# Start of Information provided

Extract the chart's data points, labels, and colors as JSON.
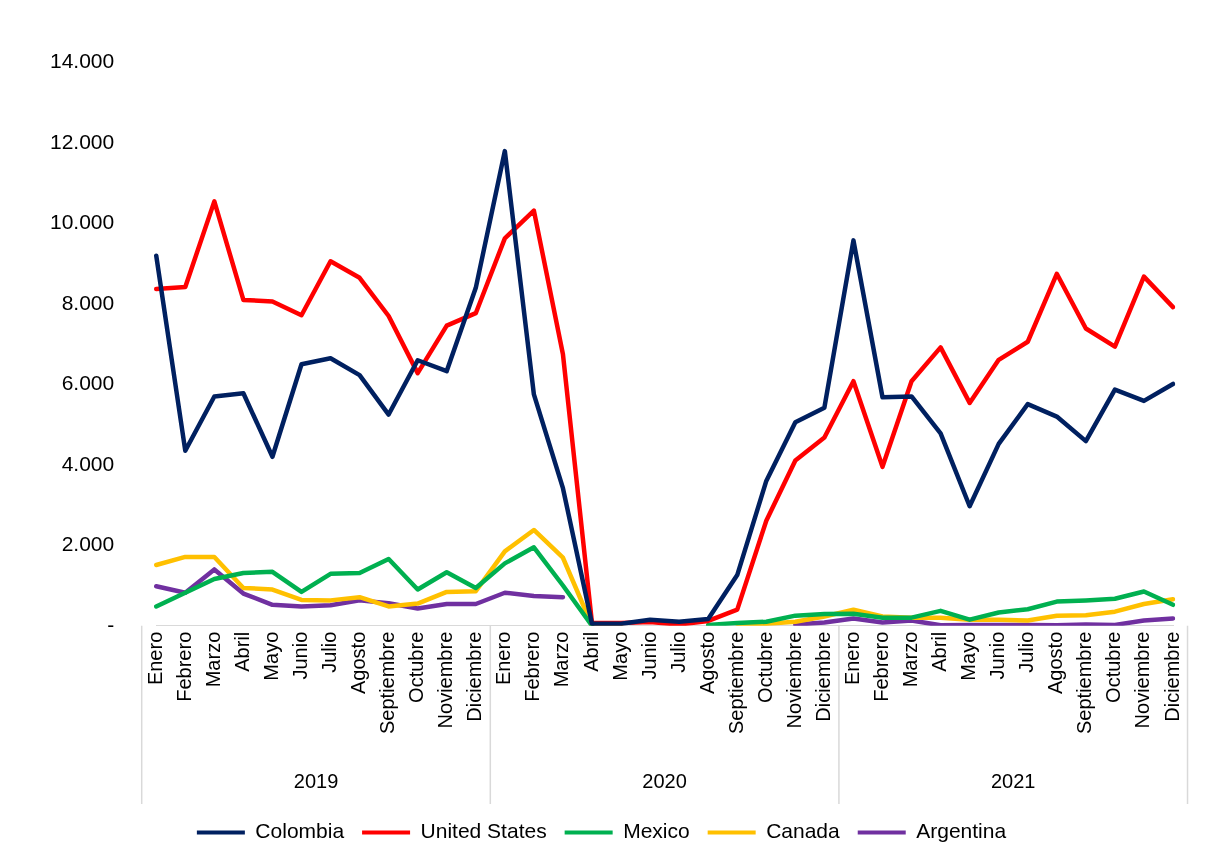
{
  "chart_data": {
    "type": "line",
    "categories": [
      "Enero",
      "Febrero",
      "Marzo",
      "Abril",
      "Mayo",
      "Junio",
      "Julio",
      "Agosto",
      "Septiembre",
      "Octubre",
      "Noviembre",
      "Diciembre",
      "Enero",
      "Febrero",
      "Marzo",
      "Abril",
      "Mayo",
      "Junio",
      "Julio",
      "Agosto",
      "Septiembre",
      "Octubre",
      "Noviembre",
      "Diciembre",
      "Enero",
      "Febrero",
      "Marzo",
      "Abril",
      "Mayo",
      "Junio",
      "Julio",
      "Agosto",
      "Septiembre",
      "Octubre",
      "Noviembre",
      "Diciembre"
    ],
    "annotations": [
      "2019",
      "2020",
      "2021"
    ],
    "series": [
      {
        "name": "Colombia",
        "color": "#002060",
        "values": [
          9200,
          4350,
          5700,
          5780,
          4200,
          6500,
          6650,
          6230,
          5250,
          6600,
          6330,
          8400,
          11800,
          5750,
          3420,
          50,
          50,
          150,
          100,
          170,
          1260,
          3600,
          5060,
          5420,
          9580,
          5680,
          5700,
          4780,
          2970,
          4520,
          5510,
          5200,
          4590,
          5870,
          5590,
          6010
        ]
      },
      {
        "name": "United States",
        "color": "#ff0000",
        "values": [
          8370,
          8420,
          10550,
          8100,
          8060,
          7720,
          9060,
          8650,
          7700,
          6280,
          7460,
          7770,
          9630,
          10320,
          6750,
          70,
          70,
          90,
          30,
          120,
          400,
          2610,
          4110,
          4680,
          6080,
          3950,
          6080,
          6920,
          5540,
          6610,
          7060,
          8750,
          7390,
          6940,
          8680,
          7920
        ]
      },
      {
        "name": "Mexico",
        "color": "#00b050",
        "values": [
          480,
          820,
          1160,
          1310,
          1340,
          840,
          1290,
          1310,
          1660,
          900,
          1330,
          940,
          1550,
          1950,
          1000,
          0,
          null,
          null,
          null,
          20,
          70,
          100,
          250,
          290,
          300,
          200,
          200,
          370,
          150,
          330,
          410,
          600,
          630,
          670,
          850,
          520
        ]
      },
      {
        "name": "Canada",
        "color": "#ffc000",
        "values": [
          1510,
          1710,
          1710,
          940,
          900,
          640,
          630,
          710,
          480,
          550,
          840,
          860,
          1850,
          2380,
          1690,
          0,
          0,
          null,
          null,
          null,
          50,
          50,
          100,
          230,
          400,
          230,
          200,
          200,
          150,
          150,
          130,
          250,
          260,
          350,
          540,
          660
        ]
      },
      {
        "name": "Argentina",
        "color": "#7030a0",
        "values": [
          980,
          820,
          1400,
          800,
          520,
          480,
          510,
          630,
          560,
          430,
          540,
          540,
          820,
          740,
          710,
          null,
          null,
          null,
          null,
          null,
          null,
          null,
          30,
          80,
          180,
          80,
          130,
          10,
          20,
          20,
          20,
          10,
          30,
          20,
          130,
          180
        ]
      }
    ],
    "ylim": [
      0,
      14000
    ],
    "yticks": [
      {
        "value": 0,
        "label": "-"
      },
      {
        "value": 2000,
        "label": "2.000"
      },
      {
        "value": 4000,
        "label": "4.000"
      },
      {
        "value": 6000,
        "label": "6.000"
      },
      {
        "value": 8000,
        "label": "8.000"
      },
      {
        "value": 10000,
        "label": "10.000"
      },
      {
        "value": 12000,
        "label": "12.000"
      },
      {
        "value": 14000,
        "label": "14.000"
      }
    ],
    "grid": false,
    "legend": "bottom",
    "marker": "none",
    "line_style": "solid"
  }
}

# End of Information provided

What you should do
Omit any images, then output the listing exactly.

Result for this exercise
Extract the chart's data points, labels, and colors as JSON.
{
  "chart_data": {
    "type": "line",
    "categories": [
      "Enero",
      "Febrero",
      "Marzo",
      "Abril",
      "Mayo",
      "Junio",
      "Julio",
      "Agosto",
      "Septiembre",
      "Octubre",
      "Noviembre",
      "Diciembre",
      "Enero",
      "Febrero",
      "Marzo",
      "Abril",
      "Mayo",
      "Junio",
      "Julio",
      "Agosto",
      "Septiembre",
      "Octubre",
      "Noviembre",
      "Diciembre",
      "Enero",
      "Febrero",
      "Marzo",
      "Abril",
      "Mayo",
      "Junio",
      "Julio",
      "Agosto",
      "Septiembre",
      "Octubre",
      "Noviembre",
      "Diciembre"
    ],
    "annotations": [
      "2019",
      "2020",
      "2021"
    ],
    "series": [
      {
        "name": "Colombia",
        "color": "#002060",
        "values": [
          9200,
          4350,
          5700,
          5780,
          4200,
          6500,
          6650,
          6230,
          5250,
          6600,
          6330,
          8400,
          11800,
          5750,
          3420,
          50,
          50,
          150,
          100,
          170,
          1260,
          3600,
          5060,
          5420,
          9580,
          5680,
          5700,
          4780,
          2970,
          4520,
          5510,
          5200,
          4590,
          5870,
          5590,
          6010
        ]
      },
      {
        "name": "United States",
        "color": "#ff0000",
        "values": [
          8370,
          8420,
          10550,
          8100,
          8060,
          7720,
          9060,
          8650,
          7700,
          6280,
          7460,
          7770,
          9630,
          10320,
          6750,
          70,
          70,
          90,
          30,
          120,
          400,
          2610,
          4110,
          4680,
          6080,
          3950,
          6080,
          6920,
          5540,
          6610,
          7060,
          8750,
          7390,
          6940,
          8680,
          7920
        ]
      },
      {
        "name": "Mexico",
        "color": "#00b050",
        "values": [
          480,
          820,
          1160,
          1310,
          1340,
          840,
          1290,
          1310,
          1660,
          900,
          1330,
          940,
          1550,
          1950,
          1000,
          0,
          null,
          null,
          null,
          20,
          70,
          100,
          250,
          290,
          300,
          200,
          200,
          370,
          150,
          330,
          410,
          600,
          630,
          670,
          850,
          520
        ]
      },
      {
        "name": "Canada",
        "color": "#ffc000",
        "values": [
          1510,
          1710,
          1710,
          940,
          900,
          640,
          630,
          710,
          480,
          550,
          840,
          860,
          1850,
          2380,
          1690,
          0,
          0,
          null,
          null,
          null,
          50,
          50,
          100,
          230,
          400,
          230,
          200,
          200,
          150,
          150,
          130,
          250,
          260,
          350,
          540,
          660
        ]
      },
      {
        "name": "Argentina",
        "color": "#7030a0",
        "values": [
          980,
          820,
          1400,
          800,
          520,
          480,
          510,
          630,
          560,
          430,
          540,
          540,
          820,
          740,
          710,
          null,
          null,
          null,
          null,
          null,
          null,
          null,
          30,
          80,
          180,
          80,
          130,
          10,
          20,
          20,
          20,
          10,
          30,
          20,
          130,
          180
        ]
      }
    ],
    "ylim": [
      0,
      14000
    ],
    "yticks": [
      {
        "value": 0,
        "label": "-"
      },
      {
        "value": 2000,
        "label": "2.000"
      },
      {
        "value": 4000,
        "label": "4.000"
      },
      {
        "value": 6000,
        "label": "6.000"
      },
      {
        "value": 8000,
        "label": "8.000"
      },
      {
        "value": 10000,
        "label": "10.000"
      },
      {
        "value": 12000,
        "label": "12.000"
      },
      {
        "value": 14000,
        "label": "14.000"
      }
    ],
    "grid": false,
    "legend": "bottom",
    "marker": "none",
    "line_style": "solid"
  }
}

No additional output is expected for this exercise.